Raw records >>
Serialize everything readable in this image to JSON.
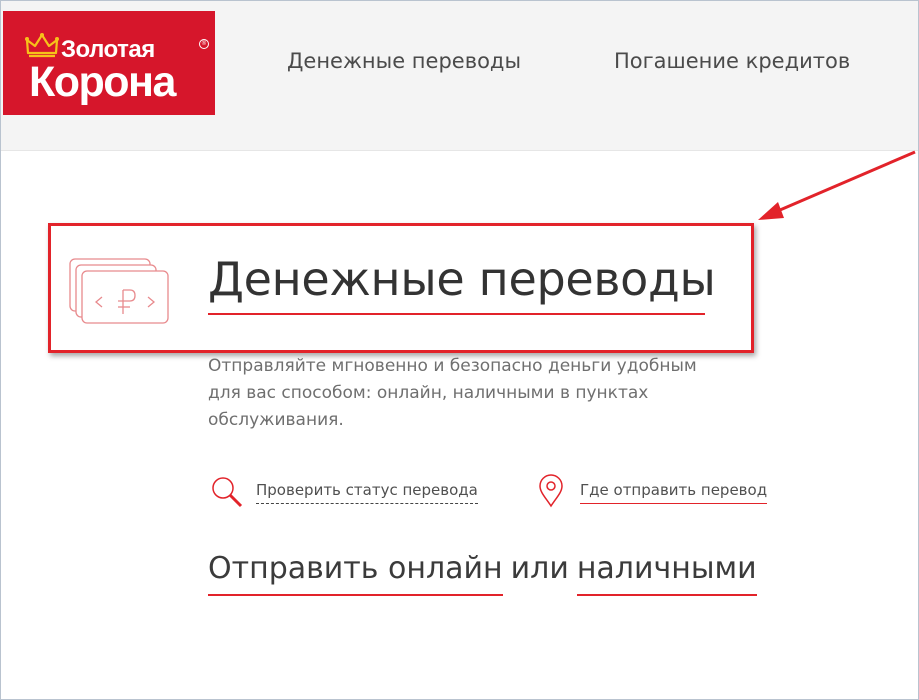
{
  "logo": {
    "line1": "Золотая",
    "line2": "Корона",
    "reg_mark": "®"
  },
  "nav": {
    "items": [
      {
        "label": "Денежные переводы"
      },
      {
        "label": "Погашение кредитов"
      }
    ]
  },
  "main": {
    "title": "Денежные переводы",
    "description": "Отправляйте мгновенно и безопасно деньги удобным для вас способом: онлайн, наличными в пунктах обслуживания.",
    "links": {
      "check_status": "Проверить статус перевода",
      "where_to_send": "Где отправить перевод"
    },
    "send": {
      "online": "Отправить онлайн",
      "or": "или",
      "cash": "наличными"
    }
  },
  "icons": {
    "logo": "crown-icon",
    "money": "money-transfer-icon",
    "search": "search-icon",
    "pin": "location-pin-icon",
    "annotation": "arrow-annotation"
  },
  "colors": {
    "brand_red": "#d6162b",
    "accent_red": "#e2232a",
    "header_bg": "#f4f4f4"
  }
}
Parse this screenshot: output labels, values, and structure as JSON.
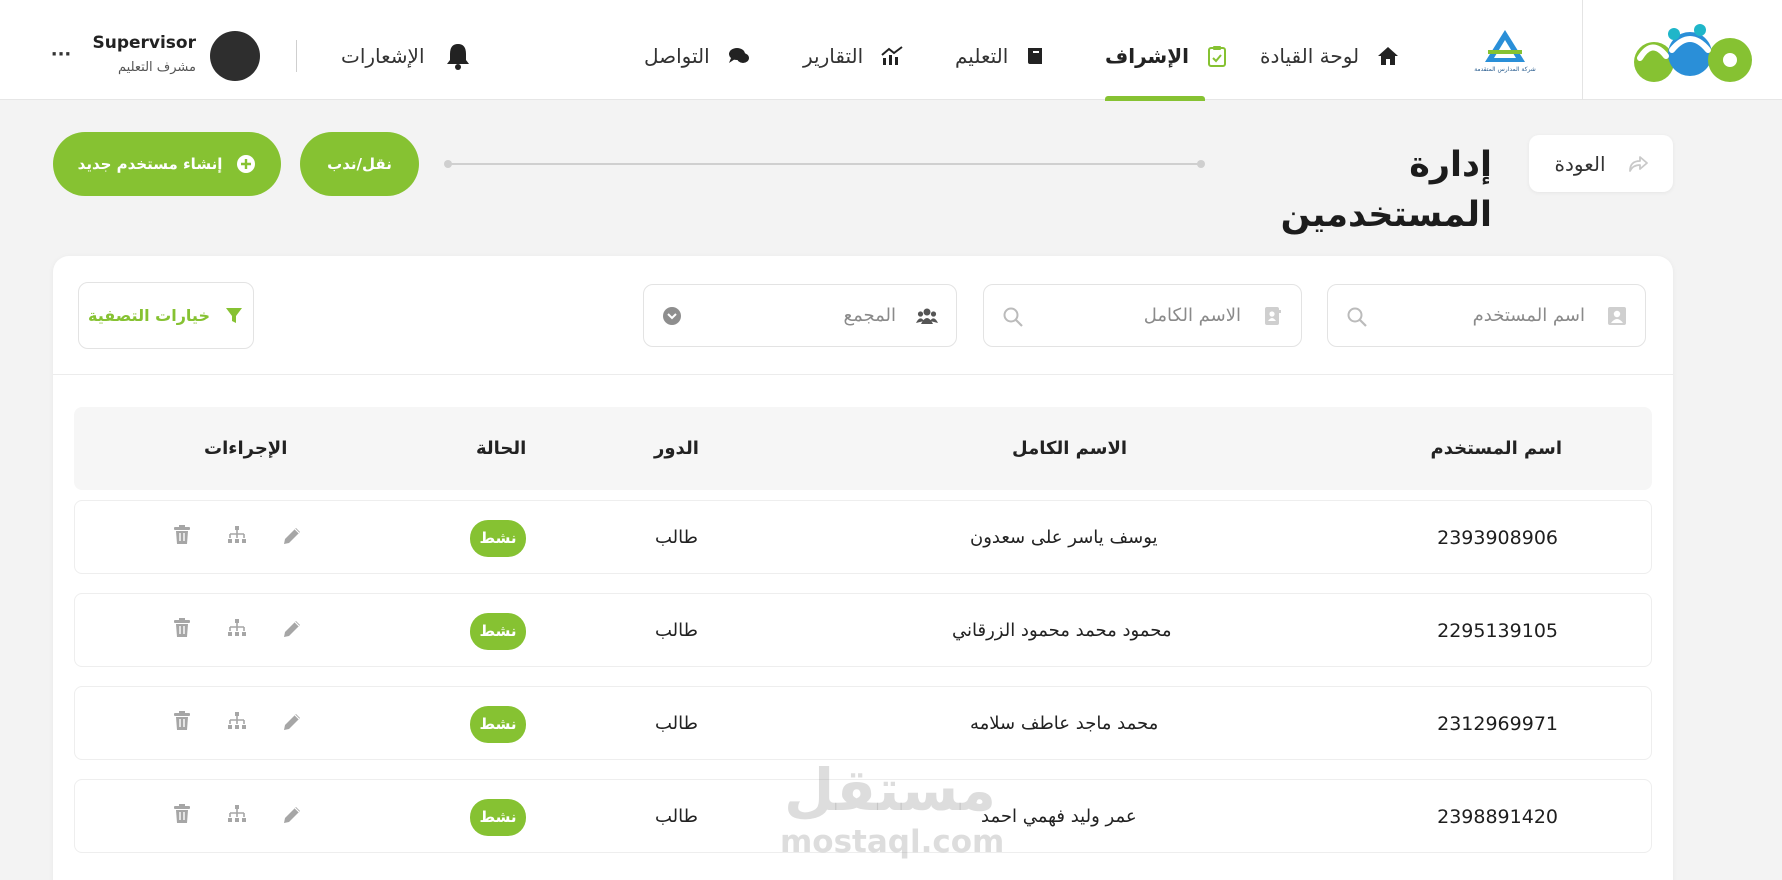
{
  "header": {
    "company_logo_caption": "شركة المدارس المتقدمة",
    "nav": [
      {
        "label": "لوحة القيادة",
        "icon": "home-icon"
      },
      {
        "label": "الإشراف",
        "icon": "clipboard-check-icon",
        "active": true
      },
      {
        "label": "التعليم",
        "icon": "book-icon"
      },
      {
        "label": "التقارير",
        "icon": "chart-icon"
      },
      {
        "label": "التواصل",
        "icon": "chat-icon"
      }
    ],
    "notifications_label": "الإشعارات",
    "user": {
      "name": "Supervisor",
      "role": "مشرف التعليم"
    },
    "more_label": "···"
  },
  "toolbar": {
    "back_label": "العودة",
    "page_title": "إدارة المستخدمين",
    "transfer_label": "نقل/ندب",
    "create_label": "إنشاء مستخدم جديد"
  },
  "filters": {
    "username_placeholder": "اسم المستخدم",
    "fullname_placeholder": "الاسم الكامل",
    "complex_placeholder": "المجمع",
    "filter_options_label": "خيارات التصفية"
  },
  "table": {
    "columns": {
      "username": "اسم المستخدم",
      "fullname": "الاسم الكامل",
      "role": "الدور",
      "status": "الحالة",
      "actions": "الإجراءات"
    },
    "rows": [
      {
        "username": "2393908906",
        "fullname": "يوسف ياسر على سعدون",
        "role": "طالب",
        "status": "نشط"
      },
      {
        "username": "2295139105",
        "fullname": "محمود محمد محمود الزرقاني",
        "role": "طالب",
        "status": "نشط"
      },
      {
        "username": "2312969971",
        "fullname": "محمد ماجد عاطف سلامه",
        "role": "طالب",
        "status": "نشط"
      },
      {
        "username": "2398891420",
        "fullname": "عمر وليد فهمي احمد",
        "role": "طالب",
        "status": "نشط"
      }
    ]
  },
  "watermark": {
    "arabic": "مستقل",
    "latin": "mostaql.com"
  },
  "colors": {
    "accent": "#86c232",
    "logo_blue": "#2a8fd8",
    "logo_teal": "#1fb6c9"
  }
}
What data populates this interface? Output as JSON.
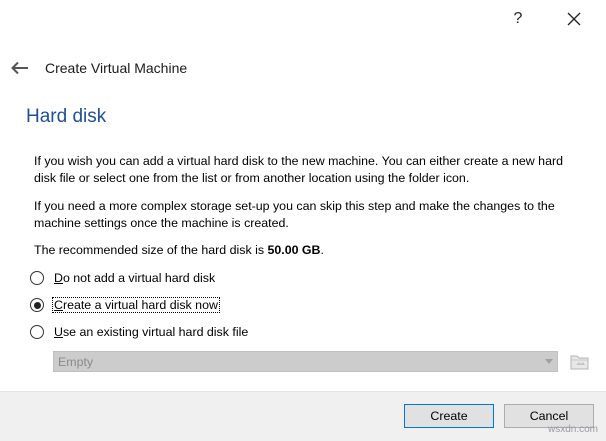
{
  "titlebar": {
    "help_label": "?"
  },
  "header": {
    "title": "Create Virtual Machine"
  },
  "section": {
    "title": "Hard disk"
  },
  "paragraphs": {
    "p1": "If you wish you can add a virtual hard disk to the new machine. You can either create a new hard disk file or select one from the list or from another location using the folder icon.",
    "p2": "If you need a more complex storage set-up you can skip this step and make the changes to the machine settings once the machine is created.",
    "p3_prefix": "The recommended size of the hard disk is ",
    "p3_size": "50.00 GB",
    "p3_suffix": "."
  },
  "options": [
    {
      "mnemonic": "D",
      "rest": "o not add a virtual hard disk",
      "selected": false
    },
    {
      "mnemonic": "C",
      "rest": "reate a virtual hard disk now",
      "selected": true
    },
    {
      "mnemonic": "U",
      "rest": "se an existing virtual hard disk file",
      "selected": false
    }
  ],
  "disk_select": {
    "value": "Empty",
    "enabled": false
  },
  "buttons": {
    "create": "Create",
    "cancel": "Cancel"
  },
  "watermark": "wsxdn.com"
}
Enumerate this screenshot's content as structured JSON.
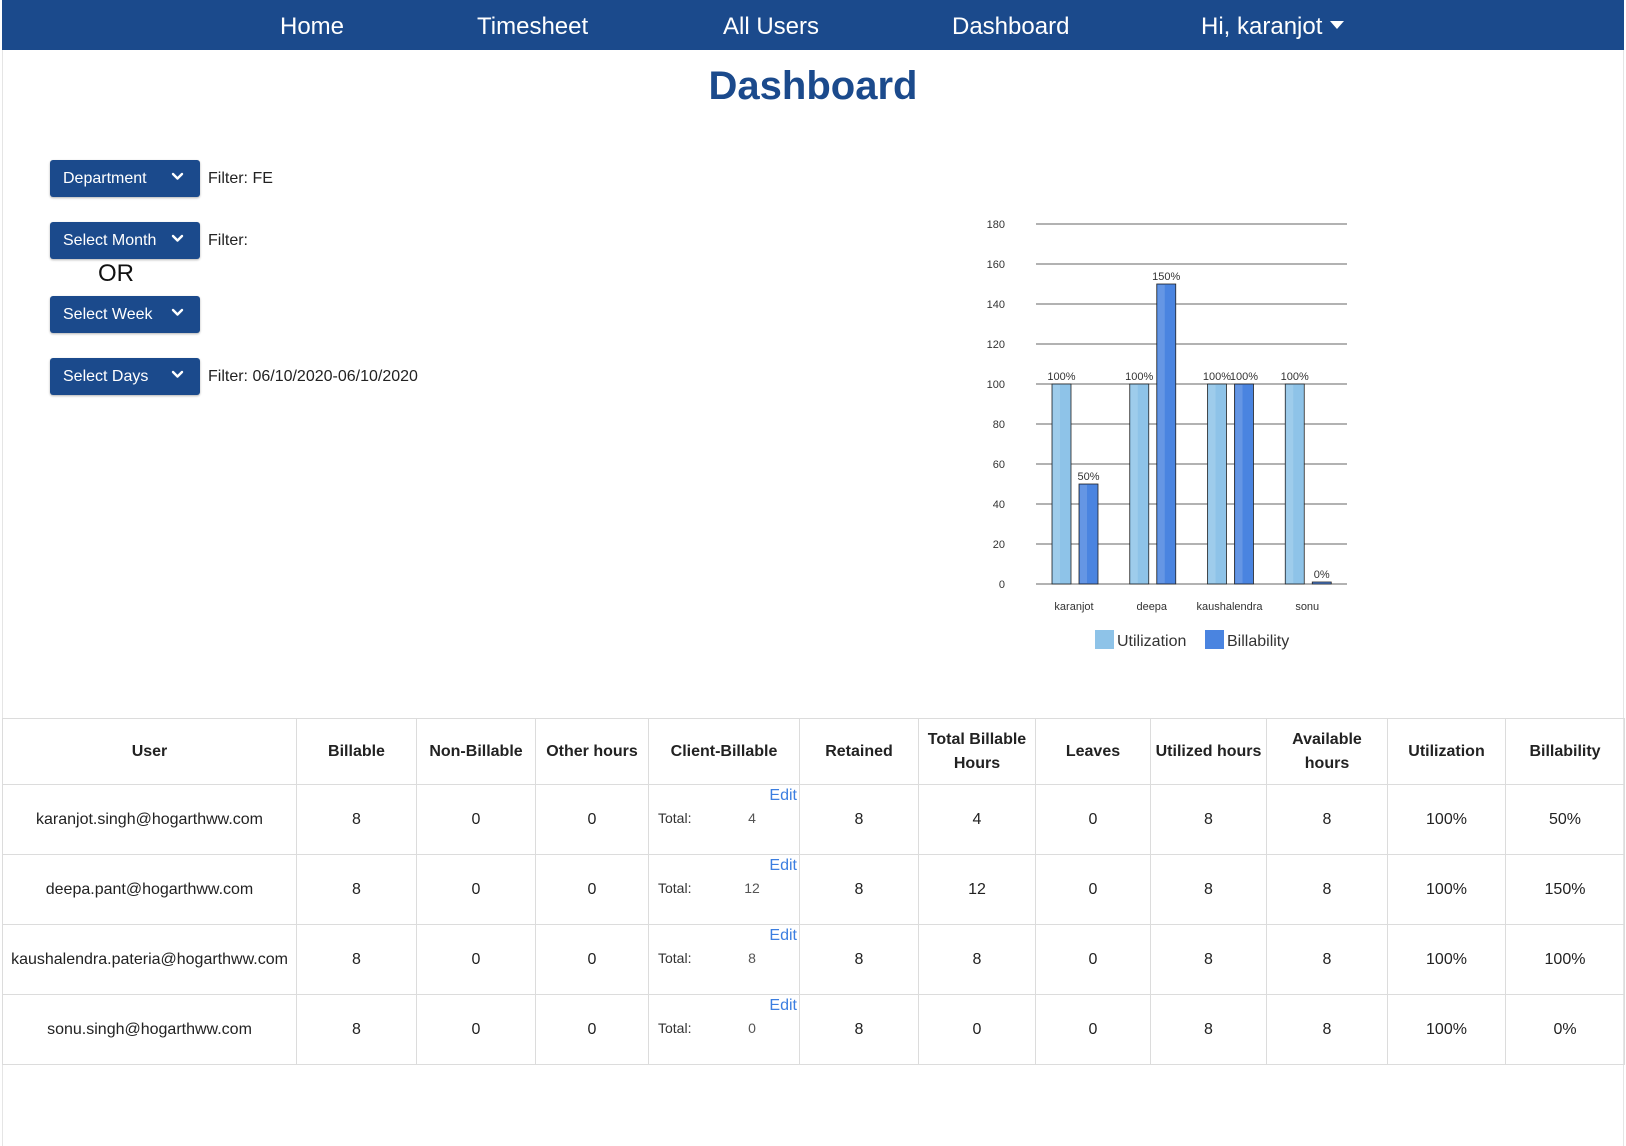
{
  "nav": {
    "home": "Home",
    "timesheet": "Timesheet",
    "all_users": "All Users",
    "dashboard": "Dashboard",
    "greeting": "Hi, karanjot"
  },
  "page": {
    "title": "Dashboard"
  },
  "filters": {
    "department_label": "Department",
    "department_filter": "Filter: FE",
    "month_label": "Select Month",
    "month_filter": "Filter:",
    "or_text": "OR",
    "week_label": "Select Week",
    "days_label": "Select Days",
    "days_filter": "Filter: 06/10/2020-06/10/2020"
  },
  "chart_data": {
    "type": "bar",
    "categories": [
      "karanjot",
      "deepa",
      "kaushalendra",
      "sonu"
    ],
    "series": [
      {
        "name": "Utilization",
        "values": [
          100,
          100,
          100,
          100
        ],
        "labels": [
          "100%",
          "100%",
          "100%",
          "100%"
        ],
        "color": "#8ec3e8"
      },
      {
        "name": "Billability",
        "values": [
          50,
          150,
          100,
          0
        ],
        "labels": [
          "50%",
          "150%",
          "100%",
          "0%"
        ],
        "color": "#4a84e0"
      }
    ],
    "ylim": [
      0,
      180
    ],
    "yticks": [
      0,
      20,
      40,
      60,
      80,
      100,
      120,
      140,
      160,
      180
    ],
    "grid": true,
    "legend": "bottom"
  },
  "table": {
    "headers": [
      "User",
      "Billable",
      "Non-Billable",
      "Other hours",
      "Client-Billable",
      "Retained",
      "Total Billable Hours",
      "Leaves",
      "Utilized hours",
      "Available hours",
      "Utilization",
      "Billability"
    ],
    "edit_label": "Edit",
    "total_label": "Total:",
    "rows": [
      {
        "user": "karanjot.singh@hogarthww.com",
        "billable": "8",
        "non_billable": "0",
        "other_hours": "0",
        "client_total": "4",
        "retained": "8",
        "total_billable": "4",
        "leaves": "0",
        "utilized": "8",
        "available": "8",
        "utilization": "100%",
        "billability": "50%"
      },
      {
        "user": "deepa.pant@hogarthww.com",
        "billable": "8",
        "non_billable": "0",
        "other_hours": "0",
        "client_total": "12",
        "retained": "8",
        "total_billable": "12",
        "leaves": "0",
        "utilized": "8",
        "available": "8",
        "utilization": "100%",
        "billability": "150%"
      },
      {
        "user": "kaushalendra.pateria@hogarthww.com",
        "billable": "8",
        "non_billable": "0",
        "other_hours": "0",
        "client_total": "8",
        "retained": "8",
        "total_billable": "8",
        "leaves": "0",
        "utilized": "8",
        "available": "8",
        "utilization": "100%",
        "billability": "100%"
      },
      {
        "user": "sonu.singh@hogarthww.com",
        "billable": "8",
        "non_billable": "0",
        "other_hours": "0",
        "client_total": "0",
        "retained": "8",
        "total_billable": "0",
        "leaves": "0",
        "utilized": "8",
        "available": "8",
        "utilization": "100%",
        "billability": "0%"
      }
    ]
  }
}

Your objective >> Look through the material and copy each line that has "location".

Exercise solution >>
    "pin": "location-pin-icon",
    "p1": "If you wish you can add a virtual hard disk to the new machine. You can either create a new hard disk file or select one from the list or from another location using the folder icon.",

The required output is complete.